CHALLENGE: Count how many lines of the data below contain the string "icon"; the reply should be that number alone.

==== RECORDS FOR THE EXERCISE

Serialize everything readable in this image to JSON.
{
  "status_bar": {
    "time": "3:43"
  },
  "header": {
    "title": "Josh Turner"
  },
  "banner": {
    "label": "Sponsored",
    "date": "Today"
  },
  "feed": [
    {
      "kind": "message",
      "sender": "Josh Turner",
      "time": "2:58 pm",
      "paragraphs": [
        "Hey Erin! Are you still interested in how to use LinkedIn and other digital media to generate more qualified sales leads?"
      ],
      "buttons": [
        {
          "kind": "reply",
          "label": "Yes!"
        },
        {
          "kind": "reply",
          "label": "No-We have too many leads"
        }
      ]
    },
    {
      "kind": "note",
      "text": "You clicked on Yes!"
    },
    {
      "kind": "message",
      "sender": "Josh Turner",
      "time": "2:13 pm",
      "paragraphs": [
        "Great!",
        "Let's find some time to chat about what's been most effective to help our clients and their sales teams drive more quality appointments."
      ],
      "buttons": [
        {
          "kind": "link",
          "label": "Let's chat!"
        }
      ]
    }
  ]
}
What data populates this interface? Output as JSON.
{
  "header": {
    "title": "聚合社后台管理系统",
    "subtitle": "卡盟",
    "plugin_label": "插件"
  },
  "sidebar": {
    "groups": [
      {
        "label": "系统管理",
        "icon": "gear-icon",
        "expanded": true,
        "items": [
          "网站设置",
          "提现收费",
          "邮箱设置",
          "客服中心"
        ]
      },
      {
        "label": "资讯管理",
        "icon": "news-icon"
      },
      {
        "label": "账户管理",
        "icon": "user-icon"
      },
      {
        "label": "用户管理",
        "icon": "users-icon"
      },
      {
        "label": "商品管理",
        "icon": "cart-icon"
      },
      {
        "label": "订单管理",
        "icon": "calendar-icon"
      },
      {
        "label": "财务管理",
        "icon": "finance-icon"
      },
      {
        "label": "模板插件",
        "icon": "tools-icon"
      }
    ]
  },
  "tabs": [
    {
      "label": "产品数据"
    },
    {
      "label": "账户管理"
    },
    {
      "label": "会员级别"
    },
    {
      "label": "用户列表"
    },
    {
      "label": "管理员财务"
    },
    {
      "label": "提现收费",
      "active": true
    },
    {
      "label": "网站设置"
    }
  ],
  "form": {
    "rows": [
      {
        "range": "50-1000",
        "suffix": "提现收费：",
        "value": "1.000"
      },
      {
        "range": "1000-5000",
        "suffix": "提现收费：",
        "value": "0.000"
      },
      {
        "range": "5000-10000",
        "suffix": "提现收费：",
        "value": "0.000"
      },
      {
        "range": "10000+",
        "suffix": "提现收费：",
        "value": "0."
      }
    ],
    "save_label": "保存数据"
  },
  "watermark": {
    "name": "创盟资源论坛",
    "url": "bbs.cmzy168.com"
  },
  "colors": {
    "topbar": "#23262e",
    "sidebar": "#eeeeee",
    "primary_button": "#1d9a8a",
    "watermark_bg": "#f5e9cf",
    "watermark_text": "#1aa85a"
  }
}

========

ANSWER FOR THE TASK: 8